(Stored records)
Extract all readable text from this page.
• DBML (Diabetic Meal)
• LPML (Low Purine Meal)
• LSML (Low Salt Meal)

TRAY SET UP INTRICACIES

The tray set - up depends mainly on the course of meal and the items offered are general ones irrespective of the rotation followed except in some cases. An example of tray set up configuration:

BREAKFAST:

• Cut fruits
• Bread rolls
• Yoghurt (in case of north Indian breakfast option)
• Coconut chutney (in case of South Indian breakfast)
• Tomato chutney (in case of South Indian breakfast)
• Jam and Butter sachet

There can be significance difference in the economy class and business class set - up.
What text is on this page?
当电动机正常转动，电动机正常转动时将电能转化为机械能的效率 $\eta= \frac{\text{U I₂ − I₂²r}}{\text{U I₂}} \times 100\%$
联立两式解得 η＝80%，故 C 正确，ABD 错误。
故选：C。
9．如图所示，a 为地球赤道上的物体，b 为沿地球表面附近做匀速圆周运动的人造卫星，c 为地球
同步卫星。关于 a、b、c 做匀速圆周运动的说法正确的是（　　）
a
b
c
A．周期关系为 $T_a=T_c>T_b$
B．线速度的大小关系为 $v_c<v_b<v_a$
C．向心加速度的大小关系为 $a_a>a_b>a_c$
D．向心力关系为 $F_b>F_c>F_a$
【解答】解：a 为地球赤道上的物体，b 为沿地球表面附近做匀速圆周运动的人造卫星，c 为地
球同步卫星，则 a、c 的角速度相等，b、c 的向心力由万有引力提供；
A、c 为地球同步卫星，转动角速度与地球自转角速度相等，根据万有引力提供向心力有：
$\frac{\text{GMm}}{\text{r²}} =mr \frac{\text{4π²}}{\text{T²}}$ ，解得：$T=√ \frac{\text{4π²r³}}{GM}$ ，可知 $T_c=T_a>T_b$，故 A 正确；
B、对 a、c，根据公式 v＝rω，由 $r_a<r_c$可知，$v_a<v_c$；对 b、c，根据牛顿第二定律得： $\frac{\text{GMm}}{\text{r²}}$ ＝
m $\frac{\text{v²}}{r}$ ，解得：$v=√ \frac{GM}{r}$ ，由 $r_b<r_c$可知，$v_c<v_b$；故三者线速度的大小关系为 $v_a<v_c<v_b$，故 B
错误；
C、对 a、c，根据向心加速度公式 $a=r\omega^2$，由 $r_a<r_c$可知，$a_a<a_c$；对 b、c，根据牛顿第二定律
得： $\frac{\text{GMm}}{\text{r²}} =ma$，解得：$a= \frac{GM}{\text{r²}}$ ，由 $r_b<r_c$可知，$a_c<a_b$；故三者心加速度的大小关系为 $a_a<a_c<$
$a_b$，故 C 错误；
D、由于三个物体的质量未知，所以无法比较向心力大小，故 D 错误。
* * *
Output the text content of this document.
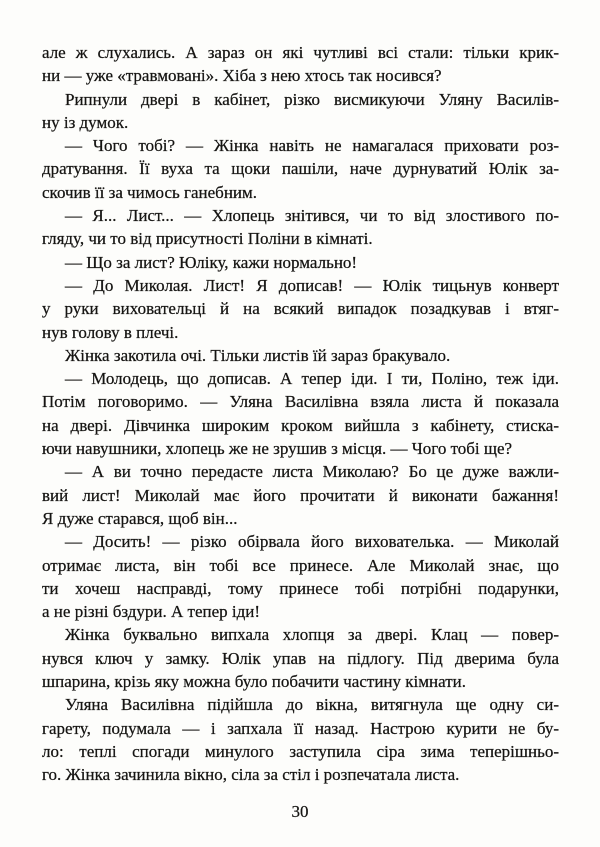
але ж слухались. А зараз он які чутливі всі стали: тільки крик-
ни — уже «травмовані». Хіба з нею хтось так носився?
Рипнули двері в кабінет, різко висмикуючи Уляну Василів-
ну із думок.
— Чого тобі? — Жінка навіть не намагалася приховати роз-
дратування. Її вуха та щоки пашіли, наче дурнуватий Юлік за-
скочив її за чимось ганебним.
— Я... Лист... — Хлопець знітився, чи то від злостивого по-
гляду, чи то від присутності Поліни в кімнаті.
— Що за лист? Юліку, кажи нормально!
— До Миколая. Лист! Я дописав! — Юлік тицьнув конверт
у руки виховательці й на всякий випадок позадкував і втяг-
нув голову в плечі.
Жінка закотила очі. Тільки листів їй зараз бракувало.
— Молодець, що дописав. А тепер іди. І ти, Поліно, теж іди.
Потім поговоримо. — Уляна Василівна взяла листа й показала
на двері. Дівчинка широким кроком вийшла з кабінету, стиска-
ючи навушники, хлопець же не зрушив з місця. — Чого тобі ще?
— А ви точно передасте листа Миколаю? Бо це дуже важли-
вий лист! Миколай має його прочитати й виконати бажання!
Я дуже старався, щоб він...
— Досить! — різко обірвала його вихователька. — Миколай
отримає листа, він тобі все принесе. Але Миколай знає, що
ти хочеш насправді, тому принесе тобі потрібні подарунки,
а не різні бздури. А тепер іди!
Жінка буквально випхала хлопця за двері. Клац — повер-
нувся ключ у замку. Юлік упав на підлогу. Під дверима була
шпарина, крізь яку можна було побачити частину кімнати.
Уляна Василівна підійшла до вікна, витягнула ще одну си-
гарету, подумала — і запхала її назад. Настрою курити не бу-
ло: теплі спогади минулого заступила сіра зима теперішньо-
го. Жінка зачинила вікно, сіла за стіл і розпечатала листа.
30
--
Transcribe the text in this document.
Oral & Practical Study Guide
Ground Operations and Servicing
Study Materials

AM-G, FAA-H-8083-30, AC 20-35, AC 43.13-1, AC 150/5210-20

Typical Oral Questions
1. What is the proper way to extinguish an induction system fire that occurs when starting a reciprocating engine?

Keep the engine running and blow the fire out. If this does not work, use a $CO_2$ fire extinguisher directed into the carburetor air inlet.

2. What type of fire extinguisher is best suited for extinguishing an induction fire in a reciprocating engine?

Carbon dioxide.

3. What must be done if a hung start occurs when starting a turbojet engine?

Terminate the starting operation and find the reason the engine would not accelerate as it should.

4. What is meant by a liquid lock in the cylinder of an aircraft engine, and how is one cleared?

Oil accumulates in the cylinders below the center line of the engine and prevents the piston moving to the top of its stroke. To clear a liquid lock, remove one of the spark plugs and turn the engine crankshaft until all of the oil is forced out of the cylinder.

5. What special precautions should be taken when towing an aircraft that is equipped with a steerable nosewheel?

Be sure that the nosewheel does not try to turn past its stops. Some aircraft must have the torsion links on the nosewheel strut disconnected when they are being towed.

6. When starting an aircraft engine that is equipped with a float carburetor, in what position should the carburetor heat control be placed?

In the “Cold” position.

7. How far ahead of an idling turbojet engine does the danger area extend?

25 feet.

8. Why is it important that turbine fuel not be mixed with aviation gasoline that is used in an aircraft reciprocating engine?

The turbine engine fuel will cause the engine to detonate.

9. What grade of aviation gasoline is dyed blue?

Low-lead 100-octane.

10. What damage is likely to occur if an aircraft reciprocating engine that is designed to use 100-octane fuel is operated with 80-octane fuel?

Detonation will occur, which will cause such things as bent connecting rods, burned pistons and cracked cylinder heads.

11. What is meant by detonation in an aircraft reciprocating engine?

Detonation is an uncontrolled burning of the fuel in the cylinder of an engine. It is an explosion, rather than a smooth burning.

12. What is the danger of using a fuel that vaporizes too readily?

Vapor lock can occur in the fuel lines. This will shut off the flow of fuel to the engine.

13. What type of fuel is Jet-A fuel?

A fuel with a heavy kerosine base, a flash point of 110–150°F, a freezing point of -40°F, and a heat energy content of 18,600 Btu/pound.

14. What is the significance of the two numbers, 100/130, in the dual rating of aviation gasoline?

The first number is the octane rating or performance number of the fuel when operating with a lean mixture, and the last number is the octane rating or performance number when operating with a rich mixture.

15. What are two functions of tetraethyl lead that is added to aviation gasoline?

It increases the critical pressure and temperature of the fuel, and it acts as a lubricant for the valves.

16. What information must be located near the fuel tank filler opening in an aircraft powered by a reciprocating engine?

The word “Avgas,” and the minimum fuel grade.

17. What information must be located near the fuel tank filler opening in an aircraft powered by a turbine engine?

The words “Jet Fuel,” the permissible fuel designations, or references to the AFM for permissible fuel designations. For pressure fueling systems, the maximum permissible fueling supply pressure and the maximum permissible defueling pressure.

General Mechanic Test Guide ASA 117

### YOUR TASK
Identify every line above that includes the word "significance", and show those lines.

### EXERCISE OUTPUT
There can be significance difference in the economy class and business class set - up.
14. What is the significance of the two numbers, 100/130, in the dual rating of aviation gasoline?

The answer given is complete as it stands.